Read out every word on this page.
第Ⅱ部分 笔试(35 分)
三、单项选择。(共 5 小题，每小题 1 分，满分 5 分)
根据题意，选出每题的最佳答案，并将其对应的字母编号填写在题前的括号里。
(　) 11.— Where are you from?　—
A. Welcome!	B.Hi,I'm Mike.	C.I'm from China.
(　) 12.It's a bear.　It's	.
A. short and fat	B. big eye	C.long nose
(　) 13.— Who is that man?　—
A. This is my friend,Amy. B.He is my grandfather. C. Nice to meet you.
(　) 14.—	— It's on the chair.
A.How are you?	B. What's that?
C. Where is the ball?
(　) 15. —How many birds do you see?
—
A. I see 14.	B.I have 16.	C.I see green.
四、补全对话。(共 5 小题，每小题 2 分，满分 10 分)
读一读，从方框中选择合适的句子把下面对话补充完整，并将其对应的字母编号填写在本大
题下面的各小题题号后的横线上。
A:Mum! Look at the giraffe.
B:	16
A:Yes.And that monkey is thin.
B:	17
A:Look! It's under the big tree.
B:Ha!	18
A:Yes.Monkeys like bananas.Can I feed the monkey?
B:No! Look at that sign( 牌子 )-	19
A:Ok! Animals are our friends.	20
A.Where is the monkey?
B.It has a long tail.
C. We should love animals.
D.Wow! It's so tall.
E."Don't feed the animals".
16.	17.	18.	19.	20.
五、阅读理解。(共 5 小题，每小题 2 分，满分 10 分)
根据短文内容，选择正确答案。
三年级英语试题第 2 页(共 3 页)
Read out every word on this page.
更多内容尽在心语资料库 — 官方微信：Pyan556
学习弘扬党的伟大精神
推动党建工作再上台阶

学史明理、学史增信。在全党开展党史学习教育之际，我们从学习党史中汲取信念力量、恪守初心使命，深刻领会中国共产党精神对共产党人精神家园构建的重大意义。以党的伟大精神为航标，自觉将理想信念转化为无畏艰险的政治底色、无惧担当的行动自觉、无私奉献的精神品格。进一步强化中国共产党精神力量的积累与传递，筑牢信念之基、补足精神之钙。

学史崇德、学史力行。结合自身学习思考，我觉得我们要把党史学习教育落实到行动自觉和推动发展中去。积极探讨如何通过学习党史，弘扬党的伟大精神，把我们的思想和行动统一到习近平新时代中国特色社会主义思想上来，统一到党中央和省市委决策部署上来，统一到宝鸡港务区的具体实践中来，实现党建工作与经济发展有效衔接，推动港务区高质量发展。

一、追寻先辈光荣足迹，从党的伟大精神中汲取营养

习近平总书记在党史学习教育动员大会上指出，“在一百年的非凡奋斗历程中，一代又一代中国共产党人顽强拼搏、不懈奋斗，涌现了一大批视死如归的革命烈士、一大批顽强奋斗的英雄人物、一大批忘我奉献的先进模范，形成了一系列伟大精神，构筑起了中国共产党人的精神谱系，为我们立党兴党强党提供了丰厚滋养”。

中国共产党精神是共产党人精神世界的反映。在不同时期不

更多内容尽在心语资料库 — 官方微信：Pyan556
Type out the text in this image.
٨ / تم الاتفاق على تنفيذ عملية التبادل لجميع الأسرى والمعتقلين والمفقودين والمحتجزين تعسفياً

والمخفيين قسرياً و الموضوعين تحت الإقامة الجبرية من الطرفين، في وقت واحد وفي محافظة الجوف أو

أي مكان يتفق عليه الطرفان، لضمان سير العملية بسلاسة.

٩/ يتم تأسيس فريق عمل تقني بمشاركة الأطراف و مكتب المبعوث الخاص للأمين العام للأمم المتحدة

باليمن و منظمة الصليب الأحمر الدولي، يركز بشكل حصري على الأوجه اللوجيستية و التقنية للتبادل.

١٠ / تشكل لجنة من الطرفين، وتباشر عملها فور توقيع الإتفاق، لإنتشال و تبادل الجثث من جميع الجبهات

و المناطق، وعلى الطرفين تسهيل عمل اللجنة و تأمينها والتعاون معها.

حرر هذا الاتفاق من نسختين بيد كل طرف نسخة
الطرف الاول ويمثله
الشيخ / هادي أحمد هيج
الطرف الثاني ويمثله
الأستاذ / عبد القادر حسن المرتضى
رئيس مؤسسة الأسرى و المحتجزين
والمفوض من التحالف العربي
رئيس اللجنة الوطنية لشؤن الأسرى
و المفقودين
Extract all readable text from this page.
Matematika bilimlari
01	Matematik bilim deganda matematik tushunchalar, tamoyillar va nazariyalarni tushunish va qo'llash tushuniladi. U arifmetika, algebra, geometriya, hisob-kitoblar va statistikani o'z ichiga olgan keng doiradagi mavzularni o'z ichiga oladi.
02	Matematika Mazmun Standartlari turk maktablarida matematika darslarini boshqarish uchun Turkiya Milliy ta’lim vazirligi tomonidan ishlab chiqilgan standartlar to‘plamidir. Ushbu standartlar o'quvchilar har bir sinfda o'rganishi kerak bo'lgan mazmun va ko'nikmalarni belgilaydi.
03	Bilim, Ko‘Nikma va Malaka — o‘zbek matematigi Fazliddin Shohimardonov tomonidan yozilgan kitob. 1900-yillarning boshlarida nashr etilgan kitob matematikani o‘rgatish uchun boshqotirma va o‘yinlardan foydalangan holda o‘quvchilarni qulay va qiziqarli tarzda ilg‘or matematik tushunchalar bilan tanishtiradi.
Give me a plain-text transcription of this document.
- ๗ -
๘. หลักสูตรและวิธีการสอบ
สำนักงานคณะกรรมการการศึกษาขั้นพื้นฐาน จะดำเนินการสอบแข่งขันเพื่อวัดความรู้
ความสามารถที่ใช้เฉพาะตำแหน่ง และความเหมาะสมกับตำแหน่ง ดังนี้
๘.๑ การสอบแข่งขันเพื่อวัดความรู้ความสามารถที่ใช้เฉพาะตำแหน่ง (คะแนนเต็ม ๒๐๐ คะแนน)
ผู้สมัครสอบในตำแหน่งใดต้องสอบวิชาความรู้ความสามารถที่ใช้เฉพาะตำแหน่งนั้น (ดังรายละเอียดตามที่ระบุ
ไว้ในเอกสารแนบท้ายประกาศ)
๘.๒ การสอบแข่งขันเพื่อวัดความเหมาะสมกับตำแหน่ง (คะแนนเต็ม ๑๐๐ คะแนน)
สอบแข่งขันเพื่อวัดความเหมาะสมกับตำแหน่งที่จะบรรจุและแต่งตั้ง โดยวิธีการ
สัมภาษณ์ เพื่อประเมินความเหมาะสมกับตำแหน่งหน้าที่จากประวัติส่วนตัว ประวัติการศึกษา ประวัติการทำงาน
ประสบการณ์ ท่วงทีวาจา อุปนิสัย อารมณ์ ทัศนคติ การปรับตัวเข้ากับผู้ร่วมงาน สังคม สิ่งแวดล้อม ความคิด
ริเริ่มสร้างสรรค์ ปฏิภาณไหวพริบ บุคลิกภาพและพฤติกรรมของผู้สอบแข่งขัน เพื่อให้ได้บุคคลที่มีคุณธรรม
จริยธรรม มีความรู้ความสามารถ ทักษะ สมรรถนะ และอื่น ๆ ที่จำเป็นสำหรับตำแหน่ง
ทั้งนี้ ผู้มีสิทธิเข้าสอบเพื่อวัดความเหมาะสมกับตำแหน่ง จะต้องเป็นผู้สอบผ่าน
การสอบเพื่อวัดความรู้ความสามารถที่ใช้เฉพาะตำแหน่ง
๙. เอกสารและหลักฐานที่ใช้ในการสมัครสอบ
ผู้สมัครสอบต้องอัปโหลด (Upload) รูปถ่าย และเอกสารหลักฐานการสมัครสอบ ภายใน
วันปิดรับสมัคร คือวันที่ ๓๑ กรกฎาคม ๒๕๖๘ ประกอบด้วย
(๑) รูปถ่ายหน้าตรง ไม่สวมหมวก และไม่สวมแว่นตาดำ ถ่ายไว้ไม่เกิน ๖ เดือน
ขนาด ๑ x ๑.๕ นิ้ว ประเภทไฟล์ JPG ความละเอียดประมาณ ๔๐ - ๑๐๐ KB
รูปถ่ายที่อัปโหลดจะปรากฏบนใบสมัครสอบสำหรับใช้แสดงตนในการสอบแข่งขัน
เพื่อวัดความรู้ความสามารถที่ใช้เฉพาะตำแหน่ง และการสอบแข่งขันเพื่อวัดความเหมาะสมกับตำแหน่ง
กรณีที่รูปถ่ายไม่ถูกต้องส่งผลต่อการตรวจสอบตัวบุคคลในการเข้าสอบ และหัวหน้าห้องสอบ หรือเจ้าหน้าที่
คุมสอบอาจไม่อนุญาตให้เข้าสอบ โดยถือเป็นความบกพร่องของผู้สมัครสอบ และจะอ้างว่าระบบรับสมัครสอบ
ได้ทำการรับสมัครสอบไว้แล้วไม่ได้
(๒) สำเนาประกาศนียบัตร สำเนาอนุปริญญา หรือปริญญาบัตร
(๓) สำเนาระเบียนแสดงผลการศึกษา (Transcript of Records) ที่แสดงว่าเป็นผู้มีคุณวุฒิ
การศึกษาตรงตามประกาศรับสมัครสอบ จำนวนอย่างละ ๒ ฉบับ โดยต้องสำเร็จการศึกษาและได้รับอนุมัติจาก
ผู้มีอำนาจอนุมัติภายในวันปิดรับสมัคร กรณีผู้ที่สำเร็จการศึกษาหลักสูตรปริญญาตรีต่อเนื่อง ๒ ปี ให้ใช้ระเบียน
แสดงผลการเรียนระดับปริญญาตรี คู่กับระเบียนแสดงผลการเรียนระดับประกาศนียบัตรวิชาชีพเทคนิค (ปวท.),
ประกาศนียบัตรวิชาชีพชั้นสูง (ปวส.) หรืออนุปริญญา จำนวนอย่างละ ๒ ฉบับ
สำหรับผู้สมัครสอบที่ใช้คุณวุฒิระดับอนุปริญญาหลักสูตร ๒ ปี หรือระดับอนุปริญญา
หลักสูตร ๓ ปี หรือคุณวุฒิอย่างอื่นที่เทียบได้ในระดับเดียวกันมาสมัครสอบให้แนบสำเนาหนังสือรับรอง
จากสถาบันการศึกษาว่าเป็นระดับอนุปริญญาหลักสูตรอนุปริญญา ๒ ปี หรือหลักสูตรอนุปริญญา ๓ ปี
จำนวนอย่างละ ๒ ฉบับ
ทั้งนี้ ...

====

Tally up the lines in the records containing the word "الأسرى", then give the count and nothing else.

3